:: The records ::

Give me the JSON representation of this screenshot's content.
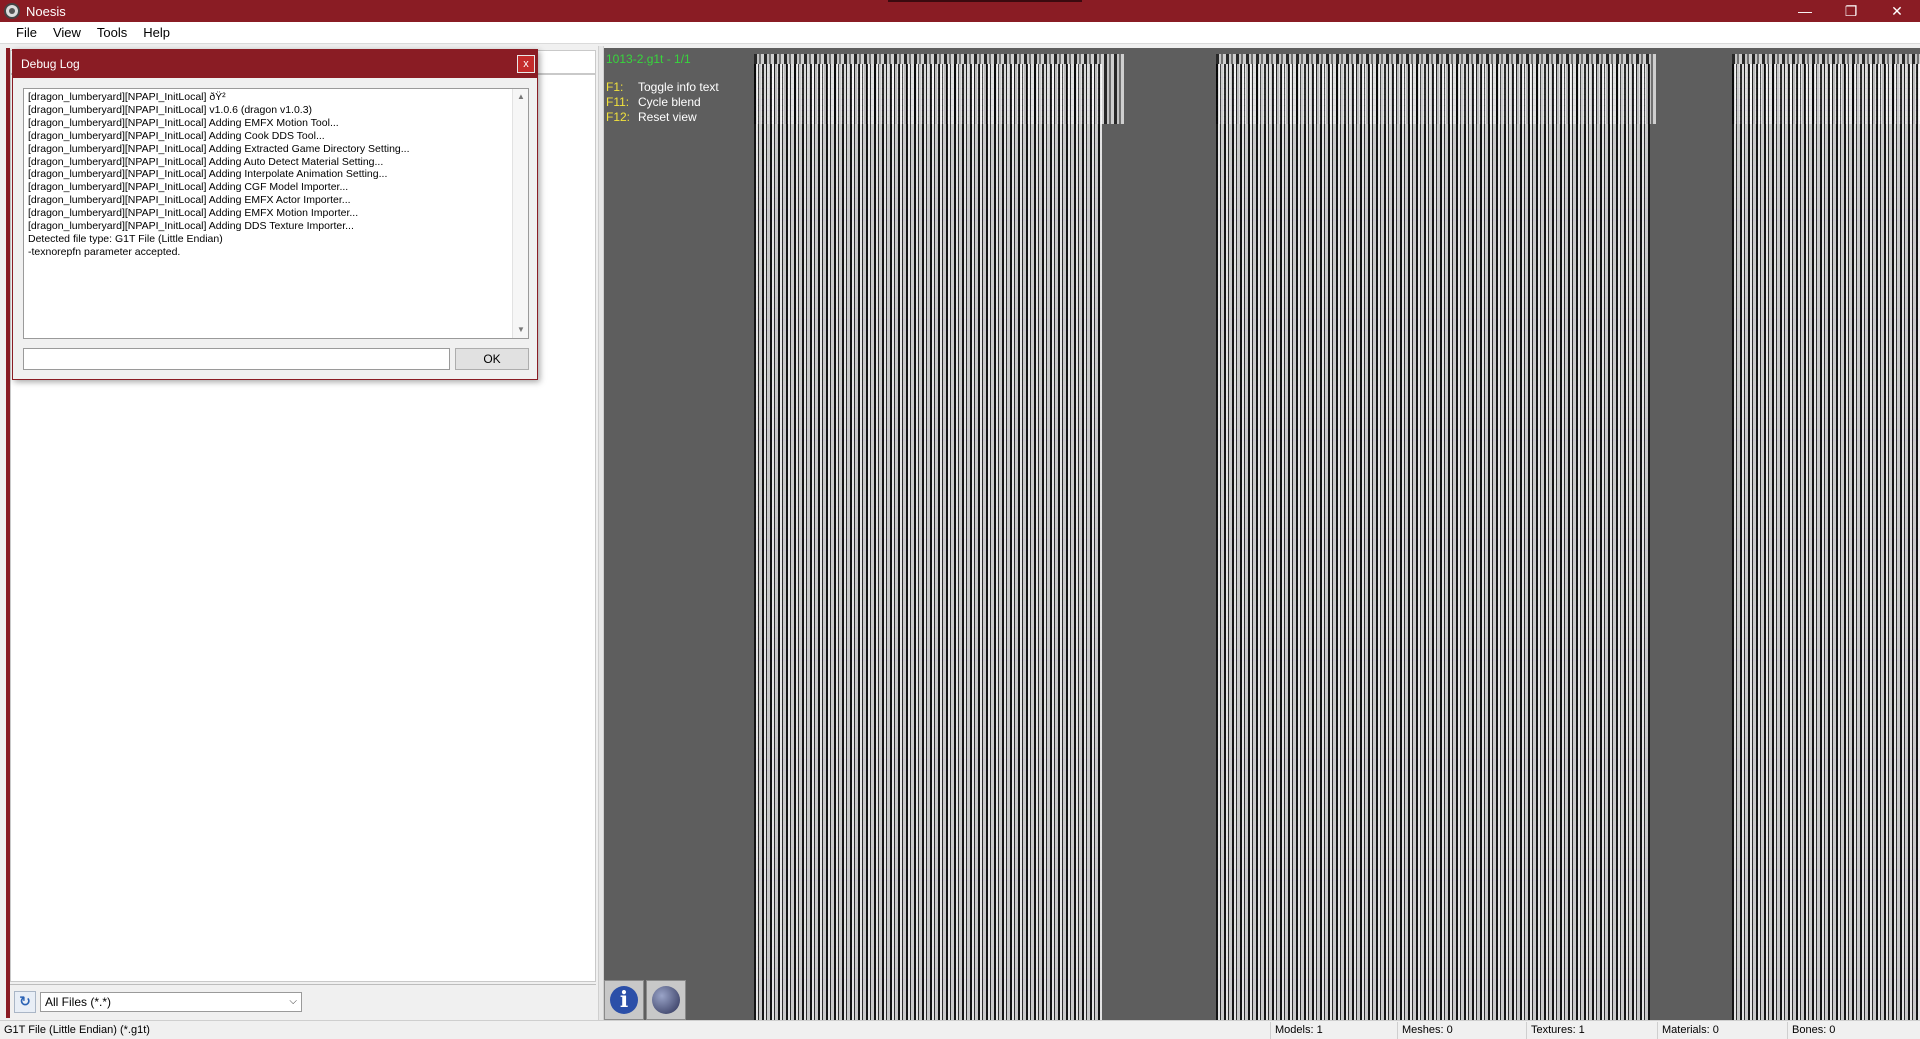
{
  "window": {
    "title": "Noesis",
    "minimize_glyph": "—",
    "restore_glyph": "❐",
    "close_glyph": "✕"
  },
  "menu": {
    "items": [
      {
        "label": "File"
      },
      {
        "label": "View"
      },
      {
        "label": "Tools"
      },
      {
        "label": "Help"
      }
    ]
  },
  "left_panel": {
    "filter_select": {
      "value": "All Files (*.*)"
    },
    "refresh_icon": "refresh-icon"
  },
  "viewport": {
    "title": "1013-2.g1t - 1/1",
    "keys": [
      {
        "key": "F1:",
        "desc": "Toggle info text"
      },
      {
        "key": "F11:",
        "desc": "Cycle blend"
      },
      {
        "key": "F12:",
        "desc": "Reset view"
      }
    ],
    "info_glyph": "i"
  },
  "dialog": {
    "title": "Debug Log",
    "close_glyph": "x",
    "log_lines": [
      "[dragon_lumberyard][NPAPI_InitLocal] ðŸ²",
      "[dragon_lumberyard][NPAPI_InitLocal] v1.0.6 (dragon v1.0.3)",
      "[dragon_lumberyard][NPAPI_InitLocal] Adding EMFX Motion Tool...",
      "[dragon_lumberyard][NPAPI_InitLocal] Adding Cook DDS Tool...",
      "[dragon_lumberyard][NPAPI_InitLocal] Adding Extracted Game Directory Setting...",
      "[dragon_lumberyard][NPAPI_InitLocal] Adding Auto Detect Material Setting...",
      "[dragon_lumberyard][NPAPI_InitLocal] Adding Interpolate Animation Setting...",
      "[dragon_lumberyard][NPAPI_InitLocal] Adding CGF Model Importer...",
      "[dragon_lumberyard][NPAPI_InitLocal] Adding EMFX Actor Importer...",
      "[dragon_lumberyard][NPAPI_InitLocal] Adding EMFX Motion Importer...",
      "[dragon_lumberyard][NPAPI_InitLocal] Adding DDS Texture Importer...",
      "Detected file type: G1T File (Little Endian)",
      "-texnorepfn parameter accepted."
    ],
    "command_value": "",
    "ok_label": "OK"
  },
  "status": {
    "file_type": "G1T File (Little Endian) (*.g1t)",
    "models": "Models: 1",
    "meshes": "Meshes: 0",
    "textures": "Textures: 1",
    "materials": "Materials: 0",
    "bones": "Bones: 0"
  },
  "colors": {
    "titlebar": "#8a1c24",
    "viewport_bg": "#5e5e5e",
    "viewport_title": "#37d63c",
    "key_color": "#f2e23c"
  }
}
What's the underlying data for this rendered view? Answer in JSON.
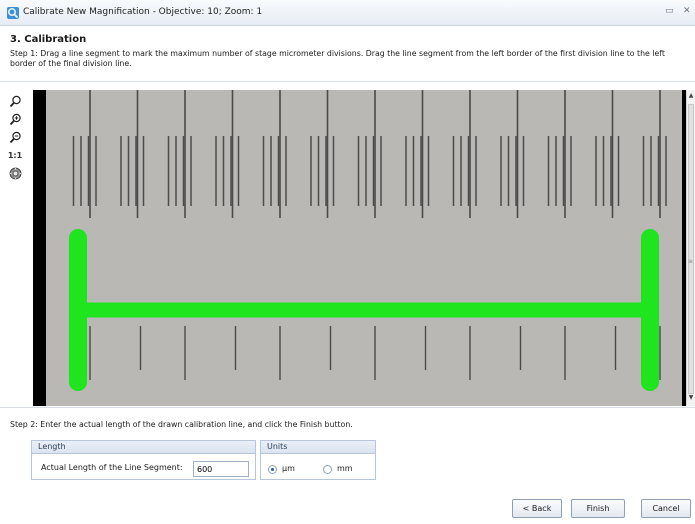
{
  "window": {
    "title": "Calibrate New Magnification - Objective: 10; Zoom: 1",
    "minimize_glyph": "▭",
    "close_glyph": "✕"
  },
  "step": {
    "heading": "3. Calibration",
    "step1_text": "Step 1: Drag a line segment to mark the maximum number of stage micrometer divisions. Drag the line segment from the left border of the first division line to the left border of the final division line.",
    "step2_text": "Step 2: Enter the actual length of the drawn calibration line, and click the Finish button."
  },
  "toolbar": {
    "tools": [
      {
        "icon": "zoom-icon"
      },
      {
        "icon": "zoom-in-icon"
      },
      {
        "icon": "zoom-out-icon"
      },
      {
        "icon": "actual-size-icon",
        "label": "1:1"
      },
      {
        "icon": "pan-icon"
      }
    ]
  },
  "viewer": {
    "image": "stage-micrometer",
    "calibration_line_color": "#1ee51e",
    "vscroll_up": "▲",
    "vscroll_grip": "≡",
    "vscroll_down": "▼"
  },
  "length_group": {
    "header": "Length",
    "field_label": "Actual Length of the Line Segment:",
    "field_value": "600"
  },
  "units_group": {
    "header": "Units",
    "options": [
      {
        "label": "µm",
        "selected": true
      },
      {
        "label": "mm",
        "selected": false
      }
    ]
  },
  "buttons": {
    "back": "< Back",
    "finish": "Finish",
    "cancel": "Cancel"
  },
  "colors": {
    "accent": "#2a5aa8",
    "calibration_line": "#1ee51e",
    "group_border": "#b7c6da"
  }
}
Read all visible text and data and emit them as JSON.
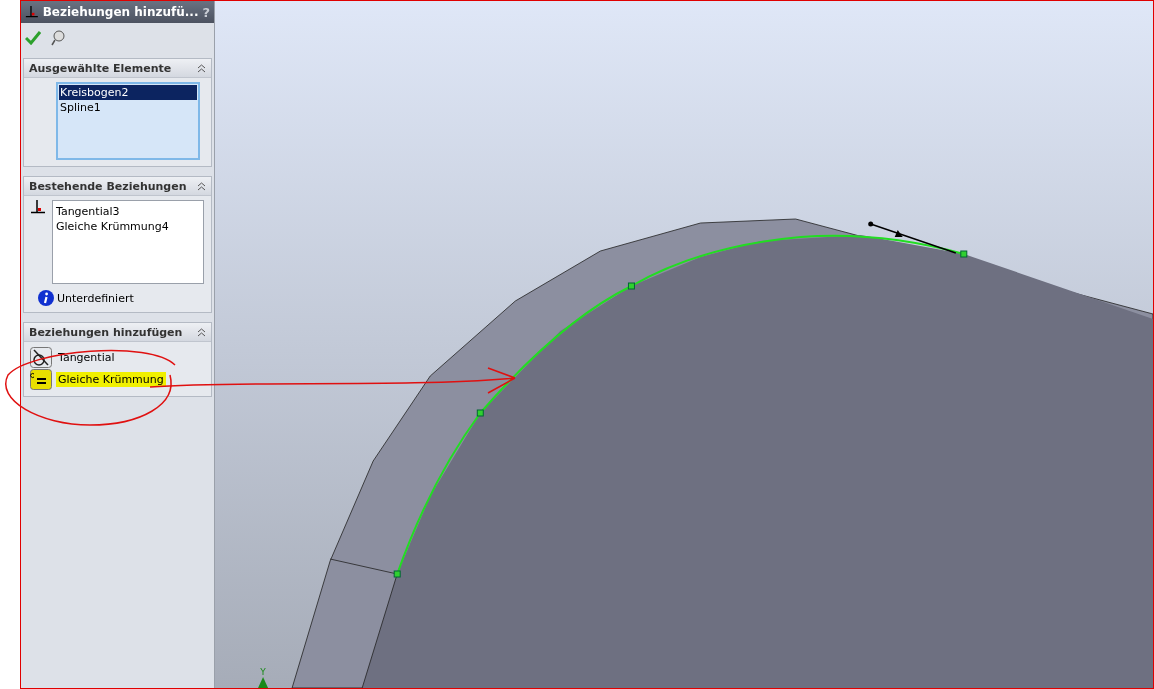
{
  "panel": {
    "title": "Beziehungen hinzufü...",
    "help": "?",
    "sections": [
      {
        "kind": "selection",
        "title": "Ausgewählte Elemente",
        "items": [
          {
            "label": "Kreisbogen2",
            "selected": true
          },
          {
            "label": "Spline1",
            "selected": false
          }
        ]
      },
      {
        "kind": "existing",
        "title": "Bestehende Beziehungen",
        "items": [
          {
            "label": "Tangential3"
          },
          {
            "label": "Gleiche Krümmung4"
          }
        ],
        "status": "Unterdefiniert"
      },
      {
        "kind": "add",
        "title": "Beziehungen hinzufügen",
        "items": [
          {
            "label": "Tangential",
            "kind": "tangent",
            "highlighted": false
          },
          {
            "label": "Gleiche Krümmung",
            "kind": "equal",
            "highlighted": true
          }
        ]
      }
    ]
  },
  "viewport": {
    "axis_label": "Y"
  }
}
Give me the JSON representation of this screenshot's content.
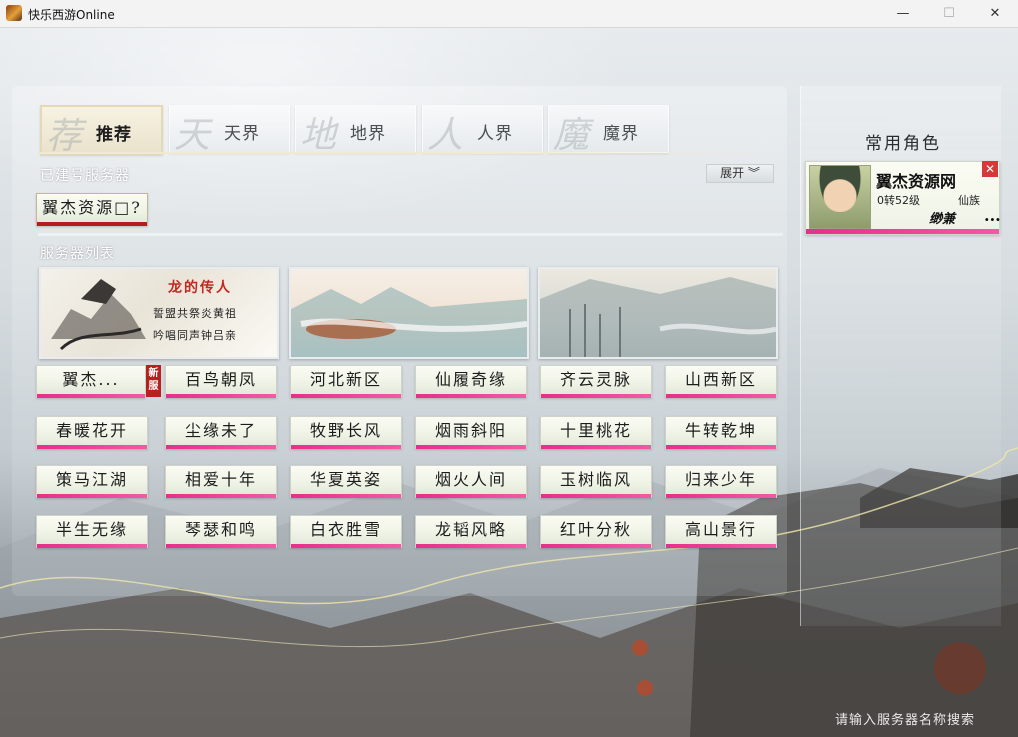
{
  "window": {
    "title": "快乐西游Online",
    "minimize": "—",
    "maximize": "☐",
    "close": "✕"
  },
  "tabs": [
    {
      "deco": "荐",
      "label": "推荐",
      "active": true
    },
    {
      "deco": "天",
      "label": "天界",
      "active": false
    },
    {
      "deco": "地",
      "label": "地界",
      "active": false
    },
    {
      "deco": "人",
      "label": "人界",
      "active": false
    },
    {
      "deco": "魔",
      "label": "魔界",
      "active": false
    }
  ],
  "built_servers": {
    "label": "已建号服务器",
    "expand_label": "展开 ︾",
    "items": [
      "翼杰资源□?"
    ]
  },
  "server_list": {
    "label": "服务器列表",
    "banners": [
      {
        "title": "龙的传人",
        "line1": "誓盟共祭炎黄祖",
        "line2": "吟唱同声钟吕亲"
      },
      {
        "title": "",
        "line1": "",
        "line2": ""
      },
      {
        "title": "",
        "line1": "",
        "line2": ""
      }
    ],
    "new_badge": "新服",
    "rows": [
      [
        "翼杰...",
        "百鸟朝凤",
        "河北新区",
        "仙履奇缘",
        "齐云灵脉",
        "山西新区"
      ],
      [
        "春暖花开",
        "尘缘未了",
        "牧野长风",
        "烟雨斜阳",
        "十里桃花",
        "牛转乾坤"
      ],
      [
        "策马江湖",
        "相爱十年",
        "华夏英姿",
        "烟火人间",
        "玉树临风",
        "归来少年"
      ],
      [
        "半生无缘",
        "琴瑟和鸣",
        "白衣胜雪",
        "龙韬风略",
        "红叶分秋",
        "高山景行"
      ]
    ]
  },
  "common_roles": {
    "title": "常用角色",
    "character": {
      "name": "翼杰资源网",
      "level": "0转52级",
      "race": "仙族",
      "signature": "缈兼",
      "more": "...",
      "close": "✕"
    }
  },
  "search_hint": "请输入服务器名称搜索",
  "colors": {
    "accent_pink": "#e72f8a",
    "built_underline": "#b51d1d",
    "new_badge": "#b91f1f",
    "close_red": "#d6393a"
  }
}
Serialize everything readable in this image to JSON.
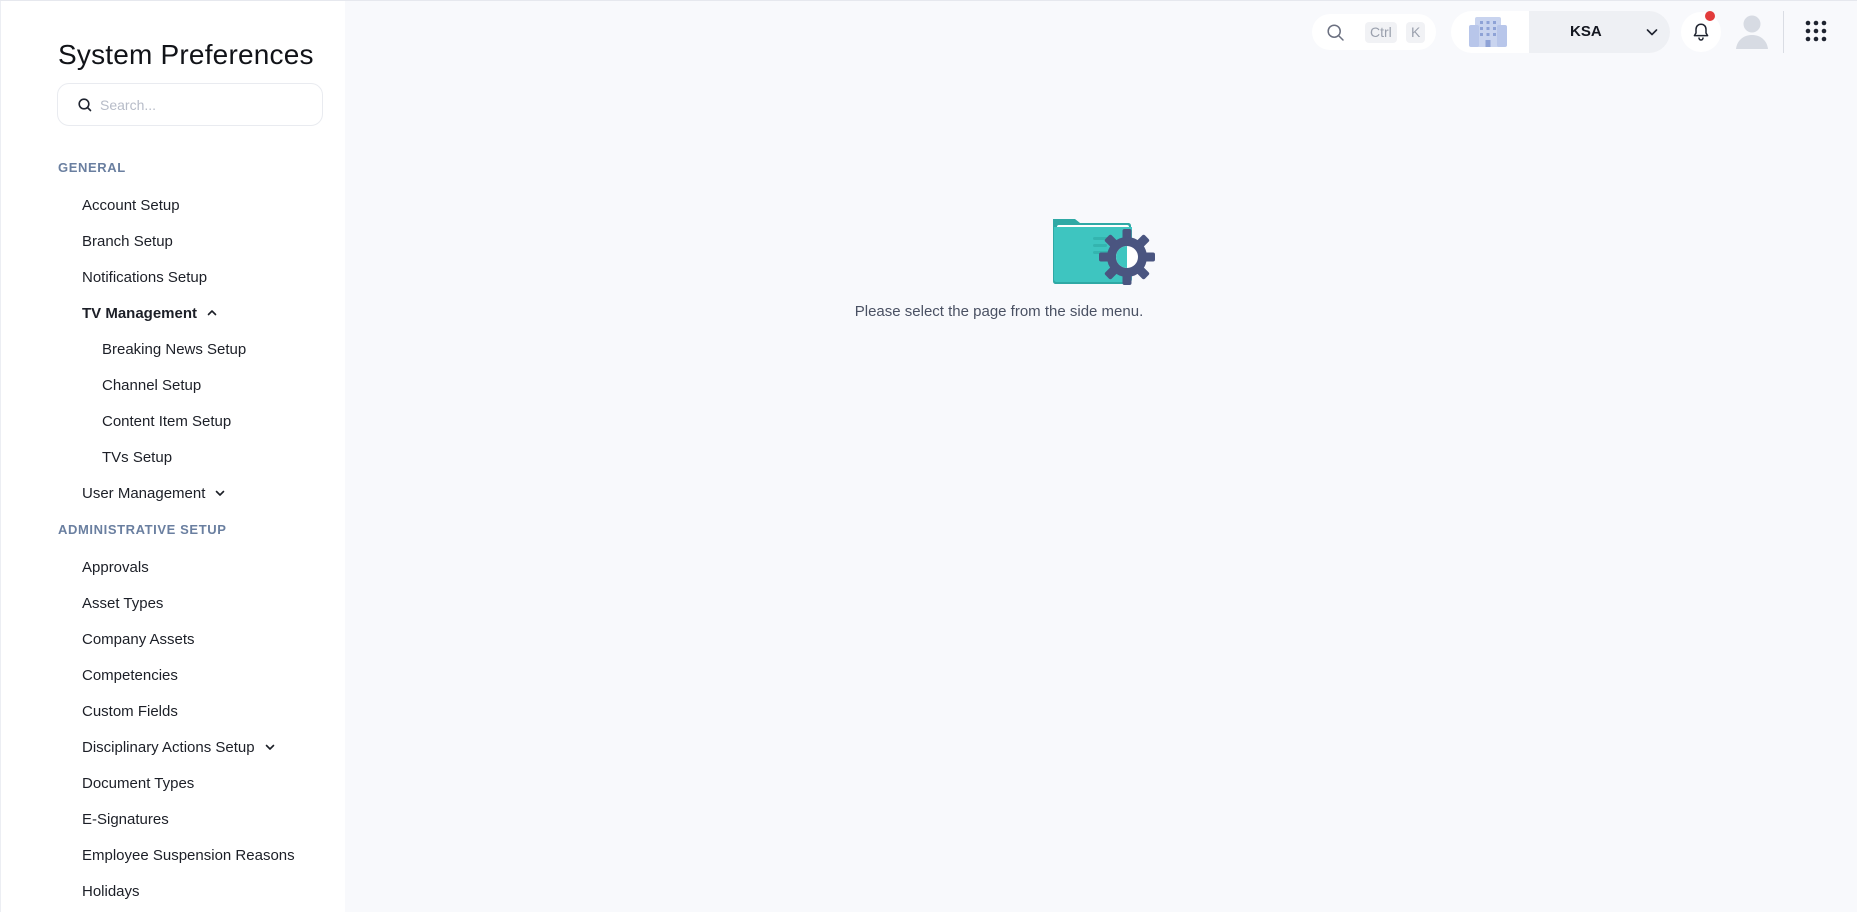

:::

Each line that has the word "true" should be copied.

        "selected": true
            "selected": true
            "highlighted": true
      "active": true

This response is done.